* _Short task_
Restate the records in their entirety, word for word.

☆ ☆ ☆

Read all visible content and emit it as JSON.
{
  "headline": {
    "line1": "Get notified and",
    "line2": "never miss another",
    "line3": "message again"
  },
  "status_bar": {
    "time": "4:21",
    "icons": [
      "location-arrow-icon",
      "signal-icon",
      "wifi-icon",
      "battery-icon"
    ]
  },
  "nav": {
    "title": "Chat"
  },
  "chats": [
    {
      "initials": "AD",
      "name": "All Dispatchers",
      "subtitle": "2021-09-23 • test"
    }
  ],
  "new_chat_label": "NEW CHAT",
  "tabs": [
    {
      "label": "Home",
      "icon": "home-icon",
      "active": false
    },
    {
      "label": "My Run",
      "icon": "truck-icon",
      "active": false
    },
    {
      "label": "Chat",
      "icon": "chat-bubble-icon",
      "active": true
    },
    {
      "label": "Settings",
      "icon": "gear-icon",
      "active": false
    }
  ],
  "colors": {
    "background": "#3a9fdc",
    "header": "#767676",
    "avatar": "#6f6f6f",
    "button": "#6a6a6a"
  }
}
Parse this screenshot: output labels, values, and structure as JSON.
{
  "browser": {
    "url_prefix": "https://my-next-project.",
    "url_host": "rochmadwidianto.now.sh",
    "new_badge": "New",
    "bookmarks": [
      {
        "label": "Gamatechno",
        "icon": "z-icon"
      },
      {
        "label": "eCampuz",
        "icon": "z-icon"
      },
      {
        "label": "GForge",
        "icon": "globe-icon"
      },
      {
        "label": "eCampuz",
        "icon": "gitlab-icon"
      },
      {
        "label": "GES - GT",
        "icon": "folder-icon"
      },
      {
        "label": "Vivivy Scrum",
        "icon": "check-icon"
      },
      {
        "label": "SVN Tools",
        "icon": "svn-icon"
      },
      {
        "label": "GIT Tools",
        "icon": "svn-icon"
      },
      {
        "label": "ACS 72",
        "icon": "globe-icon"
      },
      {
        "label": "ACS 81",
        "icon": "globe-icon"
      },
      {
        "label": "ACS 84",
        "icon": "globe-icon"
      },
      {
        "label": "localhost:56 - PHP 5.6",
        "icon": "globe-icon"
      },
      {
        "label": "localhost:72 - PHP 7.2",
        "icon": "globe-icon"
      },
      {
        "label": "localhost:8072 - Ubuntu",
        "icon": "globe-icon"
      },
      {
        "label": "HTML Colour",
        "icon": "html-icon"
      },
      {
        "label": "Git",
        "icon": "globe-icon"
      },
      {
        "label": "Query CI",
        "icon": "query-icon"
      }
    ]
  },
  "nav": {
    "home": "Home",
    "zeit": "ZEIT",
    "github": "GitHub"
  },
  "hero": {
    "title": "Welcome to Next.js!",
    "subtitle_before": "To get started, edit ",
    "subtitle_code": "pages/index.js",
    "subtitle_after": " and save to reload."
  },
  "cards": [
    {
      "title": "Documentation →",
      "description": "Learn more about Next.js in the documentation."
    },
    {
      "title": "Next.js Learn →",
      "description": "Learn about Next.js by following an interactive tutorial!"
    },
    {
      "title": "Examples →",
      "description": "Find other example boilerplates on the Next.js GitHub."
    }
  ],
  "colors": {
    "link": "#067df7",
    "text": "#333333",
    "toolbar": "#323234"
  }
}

☆ ☆ ☆

* _Written response_
Read all visible content and emit it as JSON.
{
  "headline": {
    "line1": "Get notified and",
    "line2": "never miss another",
    "line3": "message again"
  },
  "status_bar": {
    "time": "4:21",
    "icons": [
      "location-arrow-icon",
      "signal-icon",
      "wifi-icon",
      "battery-icon"
    ]
  },
  "nav": {
    "title": "Chat"
  },
  "chats": [
    {
      "initials": "AD",
      "name": "All Dispatchers",
      "subtitle": "2021-09-23 • test"
    }
  ],
  "new_chat_label": "NEW CHAT",
  "tabs": [
    {
      "label": "Home",
      "icon": "home-icon",
      "active": false
    },
    {
      "label": "My Run",
      "icon": "truck-icon",
      "active": false
    },
    {
      "label": "Chat",
      "icon": "chat-bubble-icon",
      "active": true
    },
    {
      "label": "Settings",
      "icon": "gear-icon",
      "active": false
    }
  ],
  "colors": {
    "background": "#3a9fdc",
    "header": "#767676",
    "avatar": "#6f6f6f",
    "button": "#6a6a6a"
  }
}
Parse this screenshot: output labels, values, and structure as JSON.
{
  "browser": {
    "url_prefix": "https://my-next-project.",
    "url_host": "rochmadwidianto.now.sh",
    "new_badge": "New",
    "bookmarks": [
      {
        "label": "Gamatechno",
        "icon": "z-icon"
      },
      {
        "label": "eCampuz",
        "icon": "z-icon"
      },
      {
        "label": "GForge",
        "icon": "globe-icon"
      },
      {
        "label": "eCampuz",
        "icon": "gitlab-icon"
      },
      {
        "label": "GES - GT",
        "icon": "folder-icon"
      },
      {
        "label": "Vivivy Scrum",
        "icon": "check-icon"
      },
      {
        "label": "SVN Tools",
        "icon": "svn-icon"
      },
      {
        "label": "GIT Tools",
        "icon": "svn-icon"
      },
      {
        "label": "ACS 72",
        "icon": "globe-icon"
      },
      {
        "label": "ACS 81",
        "icon": "globe-icon"
      },
      {
        "label": "ACS 84",
        "icon": "globe-icon"
      },
      {
        "label": "localhost:56 - PHP 5.6",
        "icon": "globe-icon"
      },
      {
        "label": "localhost:72 - PHP 7.2",
        "icon": "globe-icon"
      },
      {
        "label": "localhost:8072 - Ubuntu",
        "icon": "globe-icon"
      },
      {
        "label": "HTML Colour",
        "icon": "html-icon"
      },
      {
        "label": "Git",
        "icon": "globe-icon"
      },
      {
        "label": "Query CI",
        "icon": "query-icon"
      }
    ]
  },
  "nav": {
    "home": "Home",
    "zeit": "ZEIT",
    "github": "GitHub"
  },
  "hero": {
    "title": "Welcome to Next.js!",
    "subtitle_before": "To get started, edit ",
    "subtitle_code": "pages/index.js",
    "subtitle_after": " and save to reload."
  },
  "cards": [
    {
      "title": "Documentation →",
      "description": "Learn more about Next.js in the documentation."
    },
    {
      "title": "Next.js Learn →",
      "description": "Learn about Next.js by following an interactive tutorial!"
    },
    {
      "title": "Examples →",
      "description": "Find other example boilerplates on the Next.js GitHub."
    }
  ],
  "colors": {
    "link": "#067df7",
    "text": "#333333",
    "toolbar": "#323234"
  }
}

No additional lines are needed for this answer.